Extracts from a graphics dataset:

--------------------------------------------------

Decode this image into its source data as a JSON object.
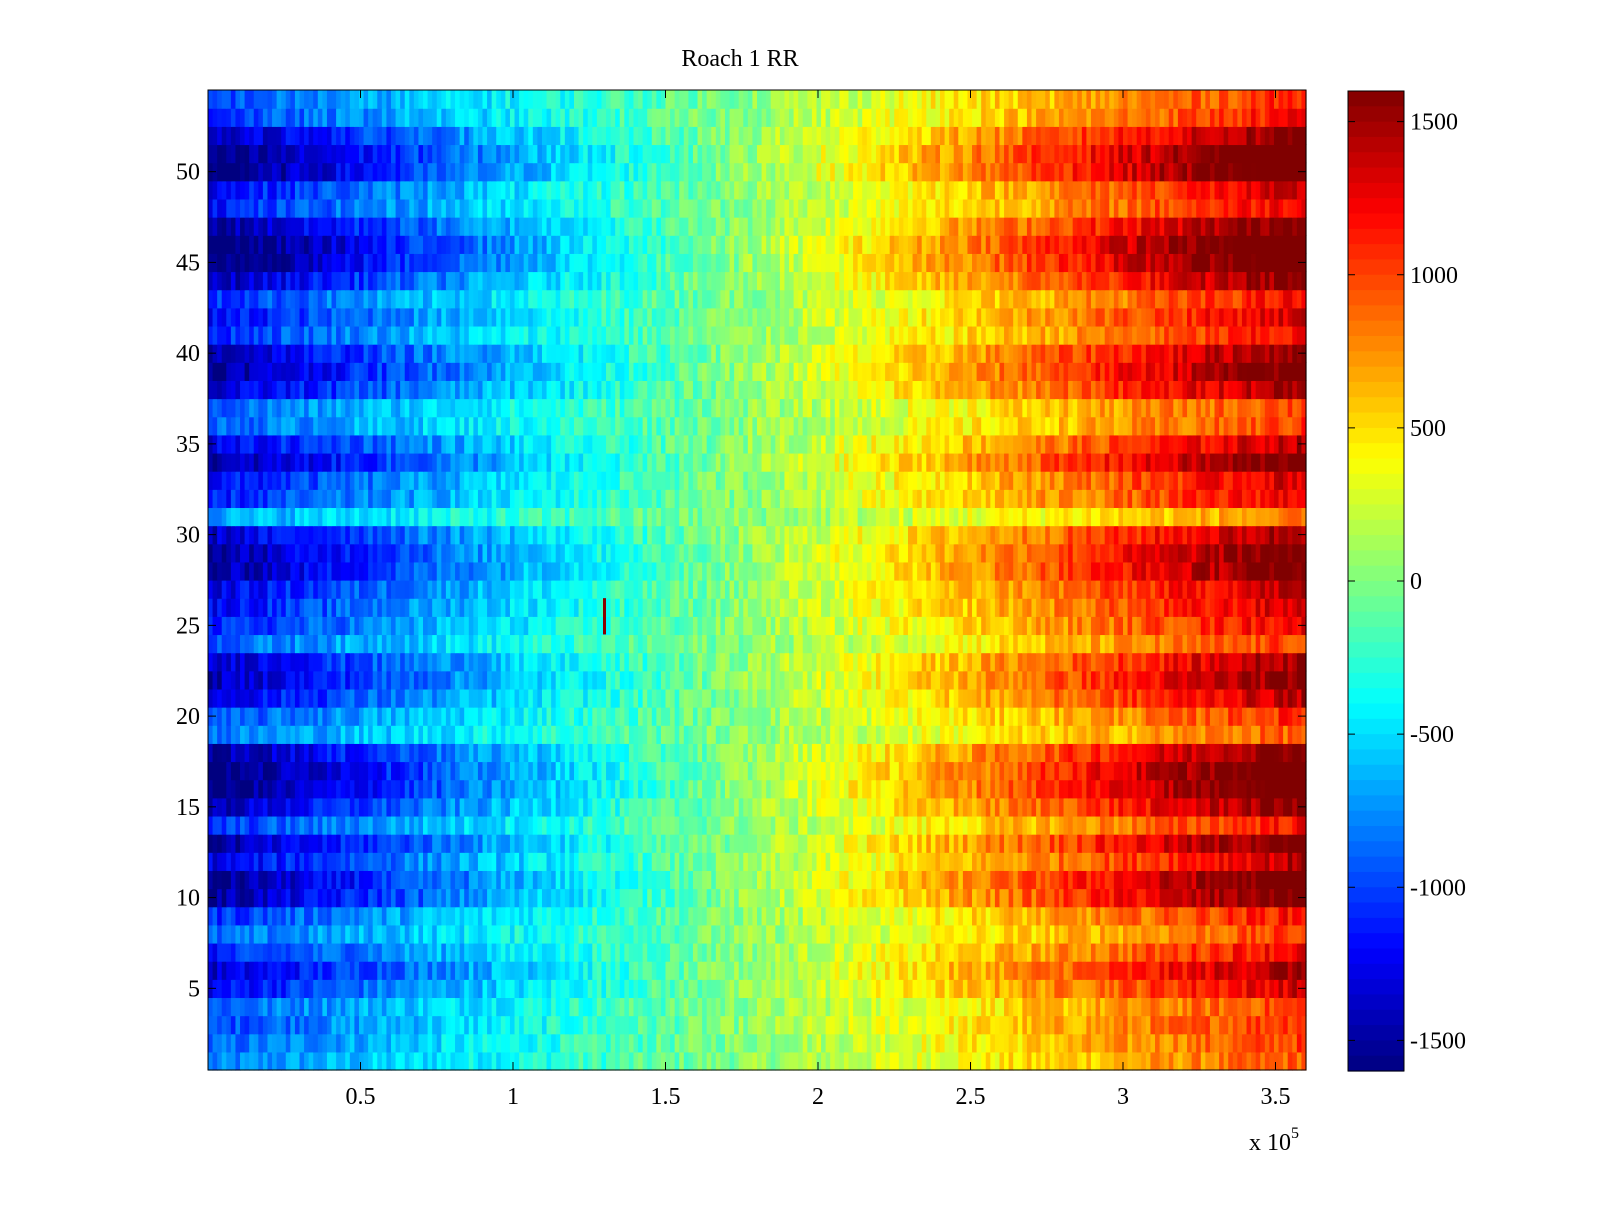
{
  "chart_data": {
    "type": "heatmap",
    "title": "Roach 1 RR",
    "xlabel": "",
    "ylabel": "",
    "x_multiplier_label": "x 10",
    "x_multiplier_exponent": "5",
    "xlim": [
      0,
      3.6
    ],
    "ylim": [
      0.5,
      54.5
    ],
    "x_ticks": [
      0.5,
      1,
      1.5,
      2,
      2.5,
      3,
      3.5
    ],
    "x_tick_labels": [
      "0.5",
      "1",
      "1.5",
      "2",
      "2.5",
      "3",
      "3.5"
    ],
    "y_ticks": [
      5,
      10,
      15,
      20,
      25,
      30,
      35,
      40,
      45,
      50
    ],
    "y_tick_labels": [
      "5",
      "10",
      "15",
      "20",
      "25",
      "30",
      "35",
      "40",
      "45",
      "50"
    ],
    "rows": 54,
    "colormap": "jet",
    "clim": [
      -1600,
      1600
    ],
    "colorbar": {
      "ticks": [
        -1500,
        -1000,
        -500,
        0,
        500,
        1000,
        1500
      ],
      "tick_labels": [
        "-1500",
        "-1000",
        "-500",
        "0",
        "500",
        "1000",
        "1500"
      ]
    },
    "value_model": {
      "description": "value ramps linearly from left to right; row amplitude varies by row",
      "center_x": 1.7,
      "row_amplitude": [
        0.55,
        0.6,
        0.65,
        0.6,
        0.8,
        0.9,
        0.75,
        0.6,
        0.7,
        1.0,
        1.05,
        0.85,
        1.0,
        0.7,
        0.95,
        1.1,
        1.1,
        1.0,
        0.55,
        0.65,
        0.85,
        0.95,
        0.9,
        0.6,
        0.75,
        0.8,
        0.85,
        1.0,
        1.0,
        0.9,
        0.45,
        0.75,
        0.8,
        1.0,
        0.85,
        0.6,
        0.6,
        0.9,
        1.0,
        0.95,
        0.7,
        0.8,
        0.7,
        0.95,
        1.1,
        1.15,
        1.0,
        0.75,
        0.8,
        1.1,
        1.1,
        0.95,
        0.7,
        0.65
      ],
      "slope_per_unit_x": 900,
      "noise": 180
    },
    "anomaly": {
      "x": 1.3,
      "y_from": 24.5,
      "y_to": 26.5,
      "value": 1500
    }
  }
}
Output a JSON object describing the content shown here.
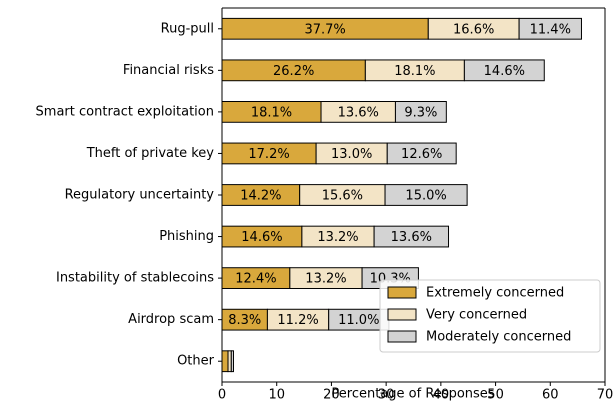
{
  "chart_data": {
    "type": "barh_stacked",
    "xlabel": "Percentage of Responses",
    "categories": [
      "Rug-pull",
      "Financial risks",
      "Smart contract exploitation",
      "Theft of private key",
      "Regulatory uncertainty",
      "Phishing",
      "Instability of stablecoins",
      "Airdrop scam",
      "Other"
    ],
    "series": [
      {
        "name": "Extremely concerned",
        "color": "#d9a83c",
        "values": [
          37.7,
          26.2,
          18.1,
          17.2,
          14.2,
          14.6,
          12.4,
          8.3,
          1.1
        ],
        "value_labels": [
          "37.7%",
          "26.2%",
          "18.1%",
          "17.2%",
          "14.2%",
          "14.6%",
          "12.4%",
          "8.3%",
          null
        ]
      },
      {
        "name": "Very concerned",
        "color": "#f3e4c6",
        "values": [
          16.6,
          18.1,
          13.6,
          13.0,
          15.6,
          13.2,
          13.2,
          11.2,
          0.6
        ],
        "value_labels": [
          "16.6%",
          "18.1%",
          "13.6%",
          "13.0%",
          "15.6%",
          "13.2%",
          "13.2%",
          "11.2%",
          null
        ]
      },
      {
        "name": "Moderately concerned",
        "color": "#d3d3d3",
        "values": [
          11.4,
          14.6,
          9.3,
          12.6,
          15.0,
          13.6,
          10.3,
          11.0,
          0.4
        ],
        "value_labels": [
          "11.4%",
          "14.6%",
          "9.3%",
          "12.6%",
          "15.0%",
          "13.6%",
          "10.3%",
          "11.0%",
          null
        ]
      }
    ],
    "xlim": [
      0,
      70
    ],
    "xticks": [
      0,
      10,
      20,
      30,
      40,
      50,
      60,
      70
    ],
    "legend": "lower right"
  }
}
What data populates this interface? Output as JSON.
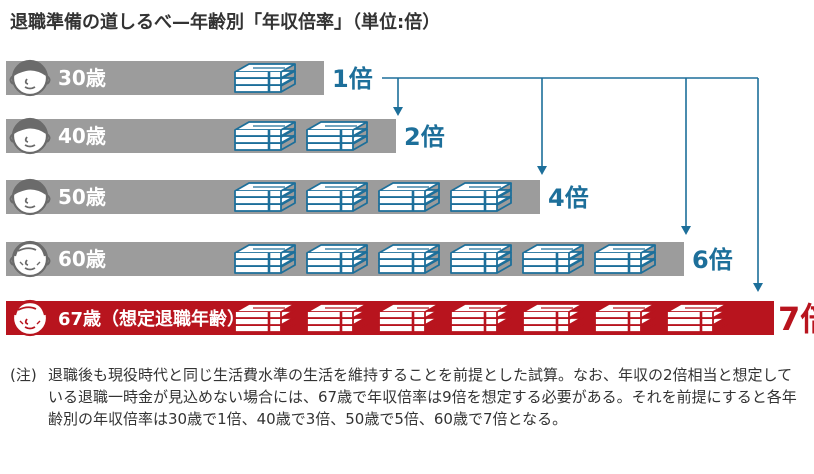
{
  "title": "退職準備の道しるべ—年齢別「年収倍率」（単位:倍）",
  "colors": {
    "bar_gray": "#9c9c9c",
    "bar_red": "#b8141e",
    "accent_blue": "#1d6f9a",
    "accent_red": "#b8141e",
    "stack_fill_blue": "#ffffff",
    "stack_fill_red": "#ffffff",
    "face_fill": "#ffffff"
  },
  "chart_data": {
    "type": "bar",
    "categories": [
      "30歳",
      "40歳",
      "50歳",
      "60歳",
      "67歳（想定退職年齢）"
    ],
    "values": [
      1,
      2,
      4,
      6,
      7
    ],
    "value_labels": [
      "1倍",
      "2倍",
      "4倍",
      "6倍",
      "7倍"
    ],
    "highlight_index": 4,
    "icon": "money-stack-icon",
    "icon_per_unit": 1
  },
  "note": {
    "marker": "(注)",
    "text": "退職後も現役時代と同じ生活費水準の生活を維持することを前提とした試算。なお、年収の2倍相当と想定している退職一時金が見込めない場合には、67歳で年収倍率は9倍を想定する必要がある。それを前提にすると各年齢別の年収倍率は30歳で1倍、40歳で3倍、50歳で5倍、60歳で7倍となる。"
  }
}
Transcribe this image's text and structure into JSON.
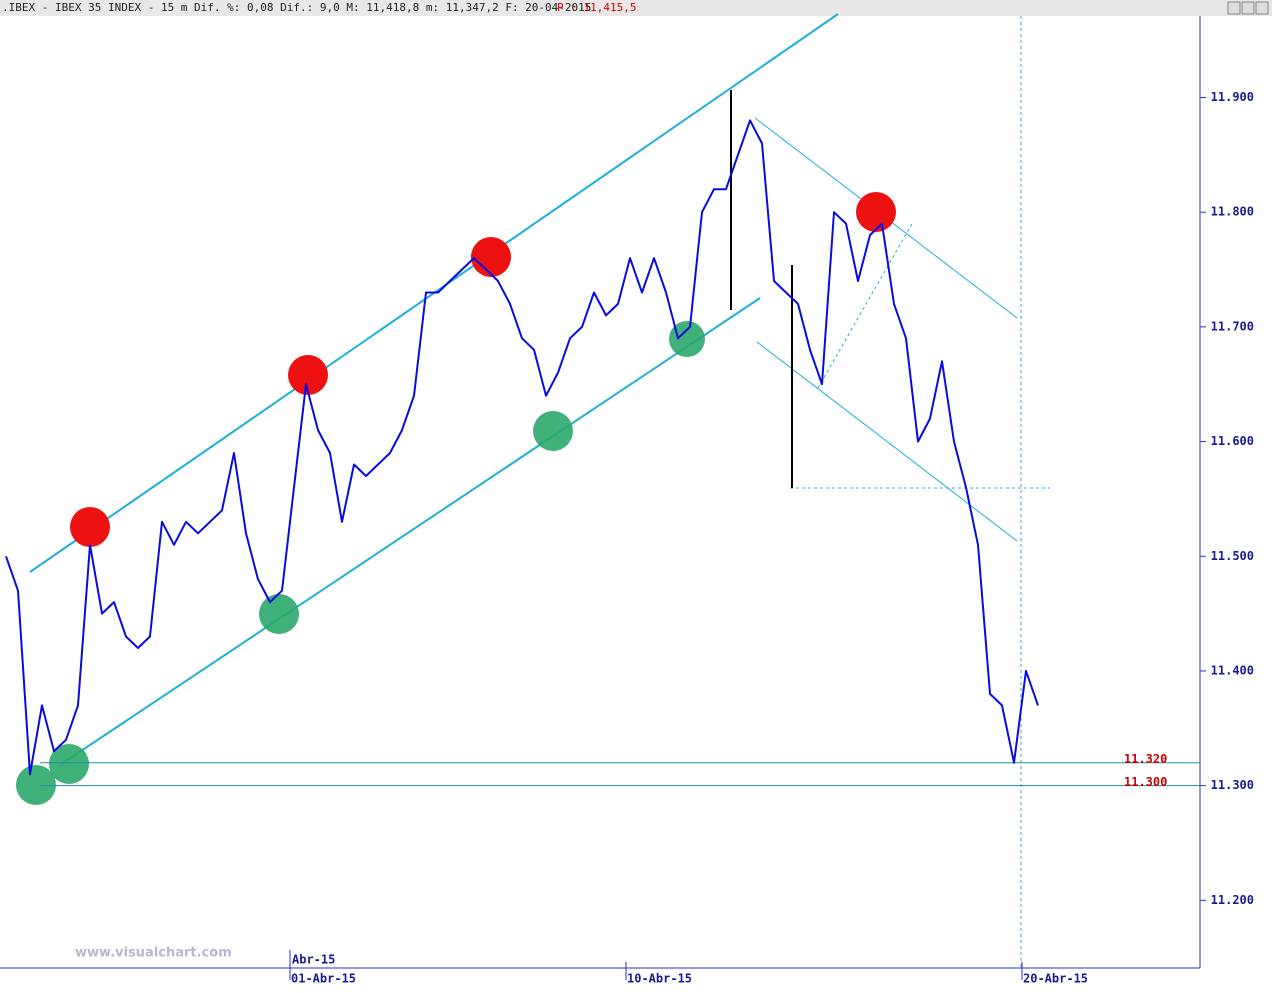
{
  "chart_data": {
    "type": "line",
    "title": ".IBEX - IBEX 35 INDEX -  15 m Dif. %: 0,08 Dif.: 9,0 M: 11,418,8 m: 11,347,2 F: 20-04-2015",
    "last_price": "P : 11,415,5",
    "watermark": "www.visualchart.com",
    "month_label": "Abr-15",
    "categories": [
      null,
      null,
      null,
      null,
      null,
      null,
      null,
      null,
      null,
      null,
      null,
      null,
      null,
      null,
      null,
      null,
      null,
      null,
      null,
      null,
      null,
      null,
      null,
      null,
      "01-Abr-15",
      null,
      null,
      null,
      null,
      null,
      null,
      null,
      null,
      null,
      null,
      null,
      null,
      null,
      null,
      null,
      null,
      null,
      null,
      null,
      null,
      null,
      null,
      null,
      null,
      null,
      null,
      null,
      "10-Abr-15",
      null,
      null,
      null,
      null,
      null,
      null,
      null,
      null,
      null,
      null,
      null,
      null,
      null,
      null,
      null,
      null,
      null,
      null,
      null,
      null,
      null,
      null,
      null,
      null,
      null,
      null,
      null,
      null,
      null,
      null,
      null,
      null,
      "20-Abr-15",
      null,
      null,
      null,
      null,
      null,
      null,
      null,
      null,
      null,
      null,
      null,
      null,
      null,
      null
    ],
    "series": [
      {
        "name": "IBEX 35",
        "color": "#0a0ae6",
        "values": [
          11500,
          11470,
          11310,
          11370,
          11330,
          11340,
          11370,
          11510,
          11450,
          11460,
          11430,
          11420,
          11430,
          11530,
          11510,
          11530,
          11520,
          11530,
          11540,
          11590,
          11520,
          11480,
          11460,
          11470,
          11560,
          11650,
          11610,
          11590,
          11530,
          11580,
          11570,
          11580,
          11590,
          11610,
          11640,
          11730,
          11730,
          11740,
          11750,
          11760,
          11750,
          11740,
          11720,
          11690,
          11680,
          11640,
          11660,
          11690,
          11700,
          11730,
          11710,
          11720,
          11760,
          11730,
          11760,
          11730,
          11690,
          11700,
          11800,
          11820,
          11820,
          11850,
          11880,
          11860,
          11740,
          11730,
          11720,
          11680,
          11650,
          11800,
          11790,
          11740,
          11780,
          11790,
          11720,
          11690,
          11600,
          11620,
          11670,
          11600,
          11560,
          11510,
          11380,
          11370,
          11320,
          11400,
          11370,
          null,
          null,
          null,
          null,
          null,
          null,
          null,
          null,
          null,
          null,
          null,
          null,
          null
        ]
      }
    ],
    "hlines": [
      {
        "value": 11320,
        "label": "11.320"
      },
      {
        "value": 11300,
        "label": "11.300"
      }
    ],
    "ylim": [
      11141,
      11985
    ],
    "yticks": [
      {
        "value": 11200,
        "label": "11.200"
      },
      {
        "value": 11300,
        "label": "11.300"
      },
      {
        "value": 11400,
        "label": "11.400"
      },
      {
        "value": 11500,
        "label": "11.500"
      },
      {
        "value": 11600,
        "label": "11.600"
      },
      {
        "value": 11700,
        "label": "11.700"
      },
      {
        "value": 11800,
        "label": "11.800"
      },
      {
        "value": 11900,
        "label": "11.900"
      }
    ]
  }
}
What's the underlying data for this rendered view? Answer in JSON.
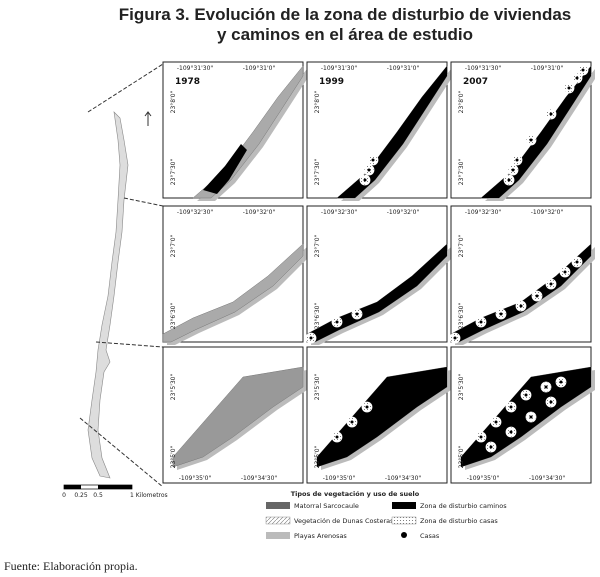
{
  "title": [
    "Figura 3. Evolución de la zona de disturbio de viviendas",
    "y caminos en el área de estudio"
  ],
  "years": [
    "1978",
    "1999",
    "2007"
  ],
  "rows": [
    {
      "x_labels": [
        "-109°31'30\"",
        "-109°31'0\""
      ],
      "y_labels": [
        "23°8'0\"",
        "23°7'30\""
      ]
    },
    {
      "x_labels": [
        "-109°32'30\"",
        "-109°32'0\""
      ],
      "y_labels": [
        "23°7'0\"",
        "23°6'30\""
      ]
    },
    {
      "x_labels": [
        "-109°35'0\"",
        "-109°34'30\""
      ],
      "y_labels": [
        "23°5'30\"",
        "23°5'0\""
      ]
    }
  ],
  "scale_bar": [
    "0",
    "0.25",
    "0.5",
    "1 Kilometros"
  ],
  "legend": {
    "title": "Tipos de vegetación y uso de suelo",
    "items": [
      "Matorral Sarcocaule",
      "Vegetación de Dunas Costeras",
      "Playas Arenosas",
      "Zona de disturbio caminos",
      "Zona de disturbio casas",
      "Casas"
    ]
  },
  "source": "Fuente: Elaboración propia."
}
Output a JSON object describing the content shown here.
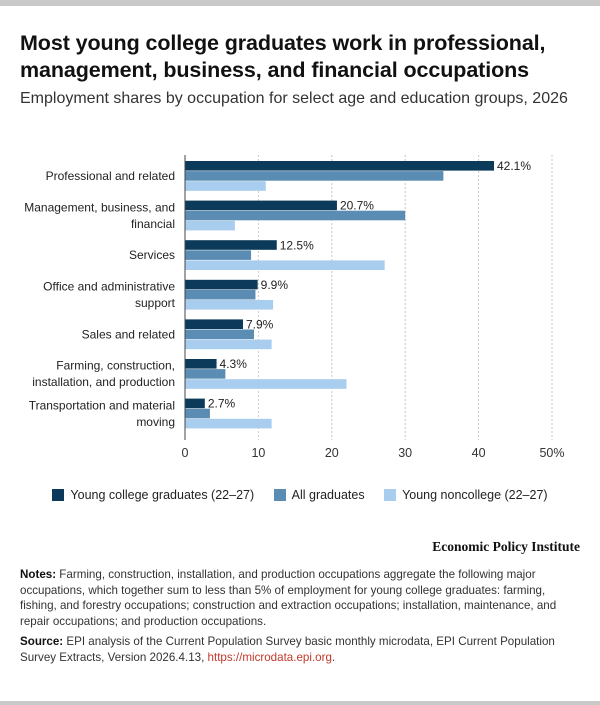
{
  "header": {
    "title": "Most young college graduates work in professional, management, business, and financial occupations",
    "subtitle": "Employment shares by occupation for select age and education groups, 2026"
  },
  "chart_data": {
    "type": "bar",
    "orientation": "horizontal",
    "categories": [
      [
        "Professional and related"
      ],
      [
        "Management, business, and",
        "financial"
      ],
      [
        "Services"
      ],
      [
        "Office and administrative",
        "support"
      ],
      [
        "Sales and related"
      ],
      [
        "Farming, construction,",
        "installation, and production"
      ],
      [
        "Transportation and material",
        "moving"
      ]
    ],
    "series": [
      {
        "name": "Young college graduates (22–27)",
        "color": "#0b3a5a",
        "values": [
          42.1,
          20.7,
          12.5,
          9.9,
          7.9,
          4.3,
          2.7
        ],
        "labels": [
          "42.1%",
          "20.7%",
          "12.5%",
          "9.9%",
          "7.9%",
          "4.3%",
          "2.7%"
        ]
      },
      {
        "name": "All graduates",
        "color": "#5b8db4",
        "values": [
          35.2,
          30.0,
          9.0,
          9.6,
          9.4,
          5.5,
          3.4
        ]
      },
      {
        "name": "Young noncollege (22–27)",
        "color": "#a9cdee",
        "values": [
          11.0,
          6.8,
          27.2,
          12.0,
          11.8,
          22.0,
          11.8
        ]
      }
    ],
    "x_ticks": [
      "0",
      "10",
      "20",
      "30",
      "40",
      "50%"
    ],
    "xlim": [
      0,
      50
    ],
    "grid": true,
    "legend_position": "bottom"
  },
  "legend": {
    "items": [
      {
        "label": "Young college graduates (22–27)",
        "color": "#0b3a5a"
      },
      {
        "label": "All graduates",
        "color": "#5b8db4"
      },
      {
        "label": "Young noncollege (22–27)",
        "color": "#a9cdee"
      }
    ]
  },
  "footer": {
    "organization": "Economic Policy Institute",
    "notes_label": "Notes:",
    "notes_text": " Farming, construction, installation, and production occupations aggregate the following major occupations, which together sum to less than 5% of employment for young college graduates: farming, fishing, and forestry occupations; construction and extraction occupations; installation, maintenance, and repair occupations; and production occupations.",
    "source_label": "Source:",
    "source_text": " EPI analysis of the Current Population Survey basic monthly microdata, EPI Current Population Survey Extracts, Version 2026.4.13, ",
    "source_link": "https://microdata.epi.org",
    "source_end": "."
  }
}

--------------------------------------------------

Exercise goal: Copy each line of the listing that holds the word "graduates".

Written answer:
    "title": "Most young college graduates work in professional, management, business, and financial occupations",
        "name": "Young college graduates (22–27)",
        "name": "All graduates",
        "label": "Young college graduates (22–27)",
        "label": "All graduates",
    "notes_text": " Farming, construction, installation, and production occupations aggregate the following major occupations, which together sum to less than 5% of employment for young college graduates: farming, fishing, and forestry occupations; construction and extraction occupations; installation, maintenance, and repair occupations; and production occupations.",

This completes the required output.